--- begin Record list ---
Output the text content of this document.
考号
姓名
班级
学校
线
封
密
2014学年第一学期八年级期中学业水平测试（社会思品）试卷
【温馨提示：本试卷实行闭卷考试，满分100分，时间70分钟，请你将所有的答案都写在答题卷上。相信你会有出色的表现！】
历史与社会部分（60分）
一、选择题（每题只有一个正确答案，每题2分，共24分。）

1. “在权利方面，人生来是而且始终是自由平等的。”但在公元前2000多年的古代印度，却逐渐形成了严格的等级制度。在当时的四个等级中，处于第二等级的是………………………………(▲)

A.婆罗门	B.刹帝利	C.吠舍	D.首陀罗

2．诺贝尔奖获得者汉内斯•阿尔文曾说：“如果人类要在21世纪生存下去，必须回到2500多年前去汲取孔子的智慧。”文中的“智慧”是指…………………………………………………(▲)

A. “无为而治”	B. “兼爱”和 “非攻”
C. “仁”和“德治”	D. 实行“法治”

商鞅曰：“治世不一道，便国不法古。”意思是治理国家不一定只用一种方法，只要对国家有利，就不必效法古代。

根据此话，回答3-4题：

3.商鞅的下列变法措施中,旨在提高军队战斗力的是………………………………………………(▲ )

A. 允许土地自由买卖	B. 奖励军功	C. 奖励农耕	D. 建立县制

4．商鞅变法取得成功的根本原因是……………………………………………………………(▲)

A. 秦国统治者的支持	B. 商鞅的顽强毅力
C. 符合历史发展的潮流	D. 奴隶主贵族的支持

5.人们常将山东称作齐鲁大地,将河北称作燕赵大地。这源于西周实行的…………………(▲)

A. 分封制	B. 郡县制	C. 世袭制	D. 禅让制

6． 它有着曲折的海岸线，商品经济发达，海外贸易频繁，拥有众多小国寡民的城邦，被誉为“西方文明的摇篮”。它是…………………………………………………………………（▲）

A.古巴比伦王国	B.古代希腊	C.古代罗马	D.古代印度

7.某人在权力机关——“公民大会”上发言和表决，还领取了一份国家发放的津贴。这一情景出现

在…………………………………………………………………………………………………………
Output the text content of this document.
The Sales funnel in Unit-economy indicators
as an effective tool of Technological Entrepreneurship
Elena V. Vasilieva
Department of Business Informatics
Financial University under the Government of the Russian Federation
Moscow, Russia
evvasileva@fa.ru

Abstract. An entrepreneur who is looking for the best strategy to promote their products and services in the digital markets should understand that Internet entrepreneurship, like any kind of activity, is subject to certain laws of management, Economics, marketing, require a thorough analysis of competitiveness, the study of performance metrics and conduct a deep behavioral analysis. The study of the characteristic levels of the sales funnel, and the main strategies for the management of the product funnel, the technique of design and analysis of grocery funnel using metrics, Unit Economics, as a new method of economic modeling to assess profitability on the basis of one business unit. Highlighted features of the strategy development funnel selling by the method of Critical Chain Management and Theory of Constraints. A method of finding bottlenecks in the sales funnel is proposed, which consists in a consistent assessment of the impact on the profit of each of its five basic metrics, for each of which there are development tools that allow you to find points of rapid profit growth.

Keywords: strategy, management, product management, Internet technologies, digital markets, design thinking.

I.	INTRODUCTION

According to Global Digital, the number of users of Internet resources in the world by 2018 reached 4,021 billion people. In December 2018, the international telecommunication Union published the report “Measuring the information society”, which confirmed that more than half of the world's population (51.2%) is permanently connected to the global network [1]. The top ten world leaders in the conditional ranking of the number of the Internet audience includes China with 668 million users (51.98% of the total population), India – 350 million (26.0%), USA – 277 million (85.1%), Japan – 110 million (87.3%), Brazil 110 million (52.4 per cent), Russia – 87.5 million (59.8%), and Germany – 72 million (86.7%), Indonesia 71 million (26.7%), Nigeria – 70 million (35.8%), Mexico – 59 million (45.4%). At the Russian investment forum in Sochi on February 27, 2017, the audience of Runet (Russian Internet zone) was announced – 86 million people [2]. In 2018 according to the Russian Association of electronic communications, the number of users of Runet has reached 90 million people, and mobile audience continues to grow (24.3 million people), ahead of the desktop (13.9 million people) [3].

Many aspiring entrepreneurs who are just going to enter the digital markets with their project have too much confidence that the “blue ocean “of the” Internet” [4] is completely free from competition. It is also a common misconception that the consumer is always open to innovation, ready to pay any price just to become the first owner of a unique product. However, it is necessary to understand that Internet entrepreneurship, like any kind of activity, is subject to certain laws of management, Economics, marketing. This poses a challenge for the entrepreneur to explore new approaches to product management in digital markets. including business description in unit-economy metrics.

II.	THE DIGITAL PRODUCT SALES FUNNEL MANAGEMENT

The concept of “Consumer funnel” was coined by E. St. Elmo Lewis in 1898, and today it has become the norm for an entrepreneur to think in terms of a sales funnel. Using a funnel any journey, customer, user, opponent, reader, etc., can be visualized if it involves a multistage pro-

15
--- end Record list ---
» **Written request**:
Make an exact copy of the data above.

» **Correct answer**:
Output the text content of this document.
考号
姓名
班级
学校
线
封
密
2014学年第一学期八年级期中学业水平测试（社会思品）试卷
【温馨提示：本试卷实行闭卷考试，满分100分，时间70分钟，请你将所有的答案都写在答题卷上。相信你会有出色的表现！】
历史与社会部分（60分）
一、选择题（每题只有一个正确答案，每题2分，共24分。）

1. “在权利方面，人生来是而且始终是自由平等的。”但在公元前2000多年的古代印度，却逐渐形成了严格的等级制度。在当时的四个等级中，处于第二等级的是………………………………(▲)

A.婆罗门	B.刹帝利	C.吠舍	D.首陀罗

2．诺贝尔奖获得者汉内斯•阿尔文曾说：“如果人类要在21世纪生存下去，必须回到2500多年前去汲取孔子的智慧。”文中的“智慧”是指…………………………………………………(▲)

A. “无为而治”	B. “兼爱”和 “非攻”
C. “仁”和“德治”	D. 实行“法治”

商鞅曰：“治世不一道，便国不法古。”意思是治理国家不一定只用一种方法，只要对国家有利，就不必效法古代。

根据此话，回答3-4题：

3.商鞅的下列变法措施中,旨在提高军队战斗力的是………………………………………………(▲ )

A. 允许土地自由买卖	B. 奖励军功	C. 奖励农耕	D. 建立县制

4．商鞅变法取得成功的根本原因是……………………………………………………………(▲)

A. 秦国统治者的支持	B. 商鞅的顽强毅力
C. 符合历史发展的潮流	D. 奴隶主贵族的支持

5.人们常将山东称作齐鲁大地,将河北称作燕赵大地。这源于西周实行的…………………(▲)

A. 分封制	B. 郡县制	C. 世袭制	D. 禅让制

6． 它有着曲折的海岸线，商品经济发达，海外贸易频繁，拥有众多小国寡民的城邦，被誉为“西方文明的摇篮”。它是…………………………………………………………………（▲）

A.古巴比伦王国	B.古代希腊	C.古代罗马	D.古代印度

7.某人在权力机关——“公民大会”上发言和表决，还领取了一份国家发放的津贴。这一情景出现

在…………………………………………………………………………………………………………
Output the text content of this document.
The Sales funnel in Unit-economy indicators
as an effective tool of Technological Entrepreneurship
Elena V. Vasilieva
Department of Business Informatics
Financial University under the Government of the Russian Federation
Moscow, Russia
evvasileva@fa.ru

Abstract. An entrepreneur who is looking for the best strategy to promote their products and services in the digital markets should understand that Internet entrepreneurship, like any kind of activity, is subject to certain laws of management, Economics, marketing, require a thorough analysis of competitiveness, the study of performance metrics and conduct a deep behavioral analysis. The study of the characteristic levels of the sales funnel, and the main strategies for the management of the product funnel, the technique of design and analysis of grocery funnel using metrics, Unit Economics, as a new method of economic modeling to assess profitability on the basis of one business unit. Highlighted features of the strategy development funnel selling by the method of Critical Chain Management and Theory of Constraints. A method of finding bottlenecks in the sales funnel is proposed, which consists in a consistent assessment of the impact on the profit of each of its five basic metrics, for each of which there are development tools that allow you to find points of rapid profit growth.

Keywords: strategy, management, product management, Internet technologies, digital markets, design thinking.

I.	INTRODUCTION

According to Global Digital, the number of users of Internet resources in the world by 2018 reached 4,021 billion people. In December 2018, the international telecommunication Union published the report “Measuring the information society”, which confirmed that more than half of the world's population (51.2%) is permanently connected to the global network [1]. The top ten world leaders in the conditional ranking of the number of the Internet audience includes China with 668 million users (51.98% of the total population), India – 350 million (26.0%), USA – 277 million (85.1%), Japan – 110 million (87.3%), Brazil 110 million (52.4 per cent), Russia – 87.5 million (59.8%), and Germany – 72 million (86.7%), Indonesia 71 million (26.7%), Nigeria – 70 million (35.8%), Mexico – 59 million (45.4%). At the Russian investment forum in Sochi on February 27, 2017, the audience of Runet (Russian Internet zone) was announced – 86 million people [2]. In 2018 according to the Russian Association of electronic communications, the number of users of Runet has reached 90 million people, and mobile audience continues to grow (24.3 million people), ahead of the desktop (13.9 million people) [3].

Many aspiring entrepreneurs who are just going to enter the digital markets with their project have too much confidence that the “blue ocean “of the” Internet” [4] is completely free from competition. It is also a common misconception that the consumer is always open to innovation, ready to pay any price just to become the first owner of a unique product. However, it is necessary to understand that Internet entrepreneurship, like any kind of activity, is subject to certain laws of management, Economics, marketing. This poses a challenge for the entrepreneur to explore new approaches to product management in digital markets. including business description in unit-economy metrics.

II.	THE DIGITAL PRODUCT SALES FUNNEL MANAGEMENT

The concept of “Consumer funnel” was coined by E. St. Elmo Lewis in 1898, and today it has become the norm for an entrepreneur to think in terms of a sales funnel. Using a funnel any journey, customer, user, opponent, reader, etc., can be visualized if it involves a multistage pro-

15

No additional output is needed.